» **Your objective**
Your task is to give the listing below back word for word, pictures excluded.

** START Raw data **

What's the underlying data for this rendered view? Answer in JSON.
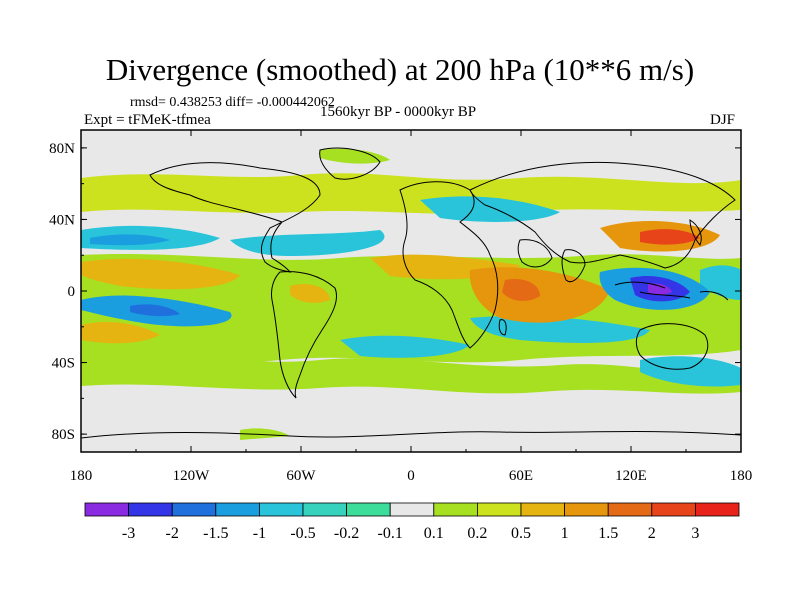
{
  "figure": {
    "title": "Divergence (smoothed) at 200 hPa (10**6 m/s)",
    "stats": "rmsd= 0.438253 diff= -0.000442062",
    "experiment": "Expt = tFMeK-tfmea",
    "period": "1560kyr BP - 0000kyr BP",
    "season": "DJF"
  },
  "axes": {
    "lat_labels": [
      "80N",
      "40N",
      "0",
      "40S",
      "80S"
    ],
    "lon_labels": [
      "180",
      "120W",
      "60W",
      "0",
      "60E",
      "120E",
      "180"
    ],
    "lat_values": [
      80,
      40,
      0,
      -40,
      -80
    ],
    "lon_values": [
      -180,
      -120,
      -60,
      0,
      60,
      120,
      180
    ]
  },
  "colorbar": {
    "labels": [
      "-3",
      "-2",
      "-1.5",
      "-1",
      "-0.5",
      "-0.2",
      "-0.1",
      "0.1",
      "0.2",
      "0.5",
      "1",
      "1.5",
      "2",
      "3"
    ],
    "colors": [
      "#8a2be2",
      "#3535e8",
      "#1f6fdc",
      "#1a9ee0",
      "#29c4da",
      "#37d2bd",
      "#3cdc9a",
      "#e8e8e8",
      "#a6e020",
      "#cde21e",
      "#e6b410",
      "#e6960c",
      "#e56a16",
      "#e8441a",
      "#e8241a"
    ]
  },
  "regions": [
    {
      "name": "orange-band-north-pacific",
      "color": "#e6960c"
    },
    {
      "name": "blue-band-south-pacific",
      "color": "#1a9ee0"
    },
    {
      "name": "orange-east-africa",
      "color": "#e56a16"
    },
    {
      "name": "purple-maritime-continent",
      "color": "#3535e8"
    },
    {
      "name": "orange-japan",
      "color": "#e8441a"
    }
  ]
}
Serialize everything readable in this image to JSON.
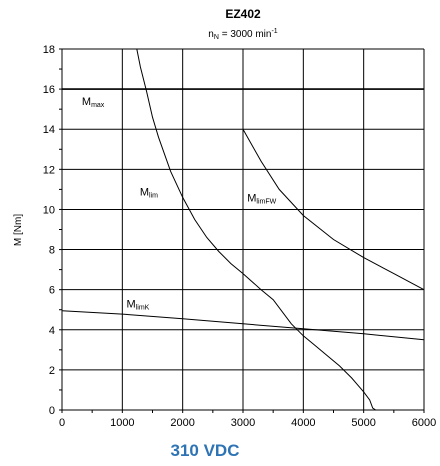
{
  "chart_data": {
    "type": "line",
    "title": "EZ402",
    "subtitle": {
      "prefix": "n",
      "sub": "N",
      "mid": " = 3000 min",
      "sup": "-1"
    },
    "ylabel": "M [Nm]",
    "xlabel": "",
    "xlim": [
      0,
      6000
    ],
    "ylim": [
      0,
      18
    ],
    "xticks": [
      0,
      1000,
      2000,
      3000,
      4000,
      5000,
      6000
    ],
    "yticks": [
      0,
      2,
      4,
      6,
      8,
      10,
      12,
      14,
      16,
      18
    ],
    "grid": true,
    "series": [
      {
        "id": "mmax",
        "label_main": "M",
        "label_sub": "max",
        "label_pos": [
          330,
          15.2
        ],
        "points": [
          [
            0,
            16
          ],
          [
            6000,
            16
          ]
        ]
      },
      {
        "id": "mlim",
        "label_main": "M",
        "label_sub": "lim",
        "label_pos": [
          1290,
          10.7
        ],
        "points": [
          [
            1240,
            18
          ],
          [
            1300,
            17.1
          ],
          [
            1400,
            15.9
          ],
          [
            1500,
            14.6
          ],
          [
            1600,
            13.6
          ],
          [
            1800,
            11.9
          ],
          [
            2000,
            10.6
          ],
          [
            2200,
            9.5
          ],
          [
            2400,
            8.6
          ],
          [
            2600,
            7.9
          ],
          [
            2800,
            7.3
          ],
          [
            3000,
            6.8
          ],
          [
            3300,
            6.0
          ],
          [
            3500,
            5.5
          ],
          [
            3800,
            4.3
          ],
          [
            4000,
            3.7
          ],
          [
            4200,
            3.2
          ],
          [
            4400,
            2.7
          ],
          [
            4600,
            2.2
          ],
          [
            4800,
            1.6
          ],
          [
            5000,
            0.9
          ],
          [
            5100,
            0.5
          ],
          [
            5150,
            0.1
          ],
          [
            5200,
            0.0
          ]
        ]
      },
      {
        "id": "mlimfw",
        "label_main": "M",
        "label_sub": "limFW",
        "label_pos": [
          3070,
          10.4
        ],
        "points": [
          [
            3000,
            14
          ],
          [
            3300,
            12.4
          ],
          [
            3600,
            11.0
          ],
          [
            4000,
            9.7
          ],
          [
            4500,
            8.5
          ],
          [
            5000,
            7.6
          ],
          [
            5500,
            6.8
          ],
          [
            6000,
            6.0
          ]
        ]
      },
      {
        "id": "mlimk",
        "label_main": "M",
        "label_sub": "limK",
        "label_pos": [
          1070,
          5.1
        ],
        "points": [
          [
            0,
            4.95
          ],
          [
            1000,
            4.78
          ],
          [
            2000,
            4.55
          ],
          [
            3000,
            4.3
          ],
          [
            4000,
            4.05
          ],
          [
            5000,
            3.8
          ],
          [
            6000,
            3.5
          ]
        ]
      }
    ],
    "footer": "310 VDC"
  }
}
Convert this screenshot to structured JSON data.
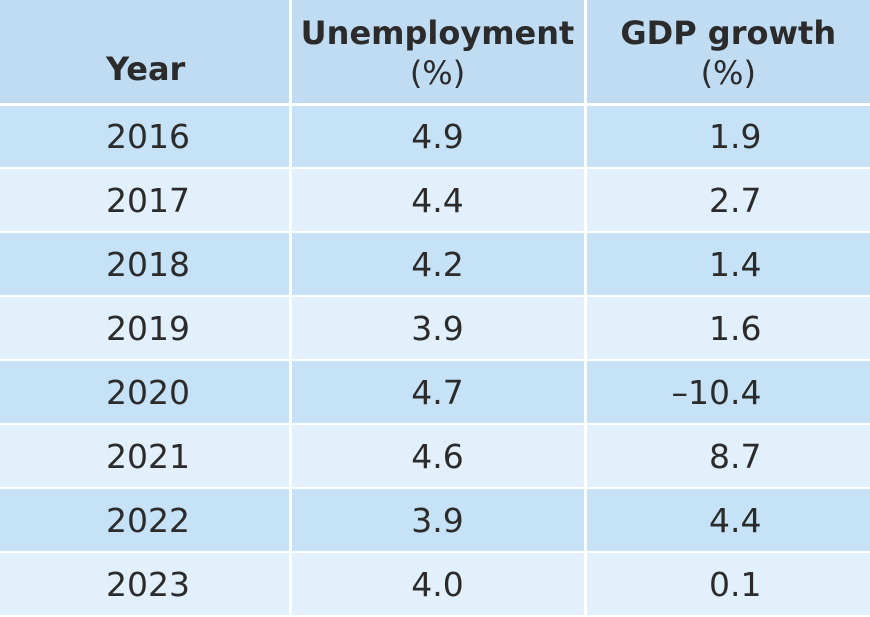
{
  "chart_data": {
    "type": "table",
    "columns": [
      {
        "line1": "Year",
        "line2": ""
      },
      {
        "line1": "Unemployment",
        "line2": "(%)"
      },
      {
        "line1": "GDP growth",
        "line2": "(%)"
      }
    ],
    "rows": [
      {
        "year": "2016",
        "unemployment": "4.9",
        "gdp_growth": "1.9"
      },
      {
        "year": "2017",
        "unemployment": "4.4",
        "gdp_growth": "2.7"
      },
      {
        "year": "2018",
        "unemployment": "4.2",
        "gdp_growth": "1.4"
      },
      {
        "year": "2019",
        "unemployment": "3.9",
        "gdp_growth": "1.6"
      },
      {
        "year": "2020",
        "unemployment": "4.7",
        "gdp_growth": "–10.4"
      },
      {
        "year": "2021",
        "unemployment": "4.6",
        "gdp_growth": "8.7"
      },
      {
        "year": "2022",
        "unemployment": "3.9",
        "gdp_growth": "4.4"
      },
      {
        "year": "2023",
        "unemployment": "4.0",
        "gdp_growth": "0.1"
      }
    ],
    "colors": {
      "header_bg": "#bfdcf2",
      "row_dark": "#c6e2f6",
      "row_light": "#e1f0fb",
      "divider": "#ffffff",
      "text": "#2b2b2b"
    }
  }
}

** END Raw data **

» **Task output**
What's the underlying data for this rendered view? Answer in JSON.
{
  "figure": {
    "title": "Divergence (smoothed) at 200 hPa (10**6 m/s)",
    "stats": "rmsd= 0.438253 diff= -0.000442062",
    "experiment": "Expt = tFMeK-tfmea",
    "period": "1560kyr BP - 0000kyr BP",
    "season": "DJF"
  },
  "axes": {
    "lat_labels": [
      "80N",
      "40N",
      "0",
      "40S",
      "80S"
    ],
    "lon_labels": [
      "180",
      "120W",
      "60W",
      "0",
      "60E",
      "120E",
      "180"
    ],
    "lat_values": [
      80,
      40,
      0,
      -40,
      -80
    ],
    "lon_values": [
      -180,
      -120,
      -60,
      0,
      60,
      120,
      180
    ]
  },
  "colorbar": {
    "labels": [
      "-3",
      "-2",
      "-1.5",
      "-1",
      "-0.5",
      "-0.2",
      "-0.1",
      "0.1",
      "0.2",
      "0.5",
      "1",
      "1.5",
      "2",
      "3"
    ],
    "colors": [
      "#8a2be2",
      "#3535e8",
      "#1f6fdc",
      "#1a9ee0",
      "#29c4da",
      "#37d2bd",
      "#3cdc9a",
      "#e8e8e8",
      "#a6e020",
      "#cde21e",
      "#e6b410",
      "#e6960c",
      "#e56a16",
      "#e8441a",
      "#e8241a"
    ]
  },
  "regions": [
    {
      "name": "orange-band-north-pacific",
      "color": "#e6960c"
    },
    {
      "name": "blue-band-south-pacific",
      "color": "#1a9ee0"
    },
    {
      "name": "orange-east-africa",
      "color": "#e56a16"
    },
    {
      "name": "purple-maritime-continent",
      "color": "#3535e8"
    },
    {
      "name": "orange-japan",
      "color": "#e8441a"
    }
  ]
}
Serialize everything readable in this image to JSON.
{
  "chart_data": {
    "type": "line",
    "title": "EZ402",
    "subtitle": {
      "prefix": "n",
      "sub": "N",
      "mid": " = 3000 min",
      "sup": "-1"
    },
    "ylabel": "M [Nm]",
    "xlabel": "",
    "xlim": [
      0,
      6000
    ],
    "ylim": [
      0,
      18
    ],
    "xticks": [
      0,
      1000,
      2000,
      3000,
      4000,
      5000,
      6000
    ],
    "yticks": [
      0,
      2,
      4,
      6,
      8,
      10,
      12,
      14,
      16,
      18
    ],
    "grid": true,
    "series": [
      {
        "id": "mmax",
        "label_main": "M",
        "label_sub": "max",
        "label_pos": [
          330,
          15.2
        ],
        "points": [
          [
            0,
            16
          ],
          [
            6000,
            16
          ]
        ]
      },
      {
        "id": "mlim",
        "label_main": "M",
        "label_sub": "lim",
        "label_pos": [
          1290,
          10.7
        ],
        "points": [
          [
            1240,
            18
          ],
          [
            1300,
            17.1
          ],
          [
            1400,
            15.9
          ],
          [
            1500,
            14.6
          ],
          [
            1600,
            13.6
          ],
          [
            1800,
            11.9
          ],
          [
            2000,
            10.6
          ],
          [
            2200,
            9.5
          ],
          [
            2400,
            8.6
          ],
          [
            2600,
            7.9
          ],
          [
            2800,
            7.3
          ],
          [
            3000,
            6.8
          ],
          [
            3300,
            6.0
          ],
          [
            3500,
            5.5
          ],
          [
            3800,
            4.3
          ],
          [
            4000,
            3.7
          ],
          [
            4200,
            3.2
          ],
          [
            4400,
            2.7
          ],
          [
            4600,
            2.2
          ],
          [
            4800,
            1.6
          ],
          [
            5000,
            0.9
          ],
          [
            5100,
            0.5
          ],
          [
            5150,
            0.1
          ],
          [
            5200,
            0.0
          ]
        ]
      },
      {
        "id": "mlimfw",
        "label_main": "M",
        "label_sub": "limFW",
        "label_pos": [
          3070,
          10.4
        ],
        "points": [
          [
            3000,
            14
          ],
          [
            3300,
            12.4
          ],
          [
            3600,
            11.0
          ],
          [
            4000,
            9.7
          ],
          [
            4500,
            8.5
          ],
          [
            5000,
            7.6
          ],
          [
            5500,
            6.8
          ],
          [
            6000,
            6.0
          ]
        ]
      },
      {
        "id": "mlimk",
        "label_main": "M",
        "label_sub": "limK",
        "label_pos": [
          1070,
          5.1
        ],
        "points": [
          [
            0,
            4.95
          ],
          [
            1000,
            4.78
          ],
          [
            2000,
            4.55
          ],
          [
            3000,
            4.3
          ],
          [
            4000,
            4.05
          ],
          [
            5000,
            3.8
          ],
          [
            6000,
            3.5
          ]
        ]
      }
    ],
    "footer": "310 VDC"
  }
}
Convert this screenshot to structured JSON data.
{
  "chart_data": {
    "type": "table",
    "columns": [
      {
        "line1": "Year",
        "line2": ""
      },
      {
        "line1": "Unemployment",
        "line2": "(%)"
      },
      {
        "line1": "GDP growth",
        "line2": "(%)"
      }
    ],
    "rows": [
      {
        "year": "2016",
        "unemployment": "4.9",
        "gdp_growth": "1.9"
      },
      {
        "year": "2017",
        "unemployment": "4.4",
        "gdp_growth": "2.7"
      },
      {
        "year": "2018",
        "unemployment": "4.2",
        "gdp_growth": "1.4"
      },
      {
        "year": "2019",
        "unemployment": "3.9",
        "gdp_growth": "1.6"
      },
      {
        "year": "2020",
        "unemployment": "4.7",
        "gdp_growth": "–10.4"
      },
      {
        "year": "2021",
        "unemployment": "4.6",
        "gdp_growth": "8.7"
      },
      {
        "year": "2022",
        "unemployment": "3.9",
        "gdp_growth": "4.4"
      },
      {
        "year": "2023",
        "unemployment": "4.0",
        "gdp_growth": "0.1"
      }
    ],
    "colors": {
      "header_bg": "#bfdcf2",
      "row_dark": "#c6e2f6",
      "row_light": "#e1f0fb",
      "divider": "#ffffff",
      "text": "#2b2b2b"
    }
  }
}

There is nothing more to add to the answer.